◆ Extract
* begin *
I read Lord Of The Flies during the weekend. The book is authored by William Golding who won the Nobel Prize for Literature in 1983. It begins on a deserted island where a bunch of boys are stranded after a plane crash. Soon, Ralph emerges as a leader among them through a vote of hands. A fat smart kid nicknamed Piggy becomes his intellectual counsel. Together they think their situation over and decide that the boys need to keep a fire burning on the island so that they can be rescued by passing ships. Ralph also restores order by setting rules for discussion (using a white conch as the token), assigning boys to build shelters for resting and collecting food. But, there is a rebel in the midst named Jack who is jealous of Ralph’s power. He prefers a dictatorial style of leadership. He soon starts drawing boys to his side by teaching them to hunt the pigs of the island for food. As the days go by, the chance of rescue wanes, Jack’s power grows, Ralph loses support, the social order of the boys breaks down and the island slips into barbaric chaos.

On the surface, the book is a nice read of kids surviving on a deserted island. But, this is no book for kids. Below, it is a full blown allegory to the various forms of human nature, society, leadership and political formations. The boys start off with a system similar to democracy under Ralph. That slowly deteriorates to end up as dictatorship and brutality under Jack. This transition is in the exact opposite order of how humans evolved from cave dwelling brutes to civilized democracies. The last book I read with such a strong allegory was Life Of Pi. LOTF is a pretty small book and can be easily read in a day. This is an excellent read.

India In Slow Motion

Mark Tully has been reporting for BBC in India for more than 20 years. He’s been in the thick of everything that has shaped our nation — the Emergency, Indira’s and Rajiv’s assassinations, the droughts, the floods, the IT wave and the liberalization. Mark Tully and Gillian Wright travelled extensively around India talking to people of all kinds about India’s past and present problems for their book India In Slow Motion.

The book is broken into sections, each dealing with a problem facing our country. Some of the subjects of the book are Kashmir, water, farmer suicides, child labour and religion. The travels to far-off places, the interviews with rustic people are delightful and eye opening. In every single aspect, the government and bureaucracy turn out to be impediments. Also, it seems like the state governments have little autonomy, having to depend on the Center for everything. This stands out clearly in the progressive states for whom the Center has just become a roadblock. And even in this bleak landscape, there are people with the spirit to make change. The takeaway for me from the book was the extensive historical origins of each problem that the authors detail. Tully does satirical takes on everything and everyone. For Indians, it might be a bit depressing to go through the book in a single read. I read it over several nights, this was easy since it is broken into independent sections. This is a good thoughtful read.
* end *
◆ Information shown
* begin *
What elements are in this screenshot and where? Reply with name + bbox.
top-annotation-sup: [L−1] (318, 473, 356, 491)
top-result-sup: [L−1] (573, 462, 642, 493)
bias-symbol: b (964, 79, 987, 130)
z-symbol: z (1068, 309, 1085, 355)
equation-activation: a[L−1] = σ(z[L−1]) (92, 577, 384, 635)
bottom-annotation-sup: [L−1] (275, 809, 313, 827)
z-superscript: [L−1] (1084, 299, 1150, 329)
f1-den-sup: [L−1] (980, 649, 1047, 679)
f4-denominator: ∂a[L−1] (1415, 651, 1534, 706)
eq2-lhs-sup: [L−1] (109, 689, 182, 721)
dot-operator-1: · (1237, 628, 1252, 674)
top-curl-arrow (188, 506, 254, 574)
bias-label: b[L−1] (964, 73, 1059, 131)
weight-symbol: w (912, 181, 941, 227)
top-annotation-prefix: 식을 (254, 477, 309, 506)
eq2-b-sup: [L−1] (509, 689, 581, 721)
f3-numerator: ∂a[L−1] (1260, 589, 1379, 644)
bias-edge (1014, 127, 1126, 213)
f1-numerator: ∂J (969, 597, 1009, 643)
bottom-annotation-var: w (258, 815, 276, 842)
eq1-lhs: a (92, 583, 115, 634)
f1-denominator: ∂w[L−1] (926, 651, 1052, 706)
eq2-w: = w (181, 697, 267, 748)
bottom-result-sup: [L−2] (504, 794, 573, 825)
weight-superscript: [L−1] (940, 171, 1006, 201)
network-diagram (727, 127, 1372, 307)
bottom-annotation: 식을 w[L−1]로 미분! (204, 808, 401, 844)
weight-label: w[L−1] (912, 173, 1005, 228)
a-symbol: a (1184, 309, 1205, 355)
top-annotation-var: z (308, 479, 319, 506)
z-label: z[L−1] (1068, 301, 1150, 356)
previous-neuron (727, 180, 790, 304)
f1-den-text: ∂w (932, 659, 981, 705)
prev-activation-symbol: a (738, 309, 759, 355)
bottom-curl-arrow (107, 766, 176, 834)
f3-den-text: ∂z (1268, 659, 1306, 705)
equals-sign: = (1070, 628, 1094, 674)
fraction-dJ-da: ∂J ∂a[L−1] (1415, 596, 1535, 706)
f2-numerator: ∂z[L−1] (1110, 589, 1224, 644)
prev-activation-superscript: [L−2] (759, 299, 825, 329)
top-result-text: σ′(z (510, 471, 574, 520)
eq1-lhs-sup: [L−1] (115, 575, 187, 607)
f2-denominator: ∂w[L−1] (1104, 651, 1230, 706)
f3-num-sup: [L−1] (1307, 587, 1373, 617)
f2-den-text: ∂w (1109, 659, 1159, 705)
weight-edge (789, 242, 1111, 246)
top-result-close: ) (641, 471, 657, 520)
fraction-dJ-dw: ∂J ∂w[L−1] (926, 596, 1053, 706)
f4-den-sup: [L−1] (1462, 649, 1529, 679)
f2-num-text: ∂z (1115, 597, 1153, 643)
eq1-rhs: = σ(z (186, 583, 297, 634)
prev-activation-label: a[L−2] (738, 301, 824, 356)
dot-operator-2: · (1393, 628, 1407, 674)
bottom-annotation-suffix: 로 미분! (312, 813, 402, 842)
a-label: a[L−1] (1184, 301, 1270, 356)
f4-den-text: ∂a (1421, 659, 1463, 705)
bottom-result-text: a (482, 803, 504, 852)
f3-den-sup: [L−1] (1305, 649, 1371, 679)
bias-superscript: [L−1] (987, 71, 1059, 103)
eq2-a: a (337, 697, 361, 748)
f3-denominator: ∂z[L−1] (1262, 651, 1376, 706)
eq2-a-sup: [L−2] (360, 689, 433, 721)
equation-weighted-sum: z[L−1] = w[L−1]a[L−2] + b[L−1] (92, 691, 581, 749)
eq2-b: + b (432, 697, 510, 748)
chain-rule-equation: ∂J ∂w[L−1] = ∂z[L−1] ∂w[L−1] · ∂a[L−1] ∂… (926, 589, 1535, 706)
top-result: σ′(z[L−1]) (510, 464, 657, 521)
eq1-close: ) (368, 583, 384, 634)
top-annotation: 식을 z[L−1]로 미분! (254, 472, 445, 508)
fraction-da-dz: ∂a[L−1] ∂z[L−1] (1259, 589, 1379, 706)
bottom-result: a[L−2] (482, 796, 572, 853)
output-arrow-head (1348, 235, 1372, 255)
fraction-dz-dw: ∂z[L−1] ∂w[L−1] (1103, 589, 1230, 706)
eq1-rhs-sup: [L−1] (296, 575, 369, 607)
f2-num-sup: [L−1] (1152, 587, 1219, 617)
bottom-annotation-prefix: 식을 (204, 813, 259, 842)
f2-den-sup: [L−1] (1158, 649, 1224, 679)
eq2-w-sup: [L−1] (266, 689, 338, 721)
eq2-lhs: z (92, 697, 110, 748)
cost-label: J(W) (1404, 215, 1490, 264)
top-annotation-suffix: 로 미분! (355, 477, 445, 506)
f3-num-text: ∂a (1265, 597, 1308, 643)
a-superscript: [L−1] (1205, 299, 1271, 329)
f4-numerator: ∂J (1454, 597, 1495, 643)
* end *
◆ Task set
1/ According to the book reviews, what object does Ralph use as the token for discussion?
2/ Return the part of the book reviews starting with "Mark Tully has" and going on through "In Slow Motion.".
The data comes from a separate source.

◆ Answers by task
1/ A white conch.

2/
Mark Tully has been reporting for BBC in India for more than 20 years. He’s been in the thick of everything that has shaped our nation — the Emergency, Indira’s and Rajiv’s assassinations, the droughts, the floods, the IT wave and the liberalization. Mark Tully and Gillian Wright travelled extensively around India talking to people of all kinds about India’s past and present problems for their book India In Slow Motion.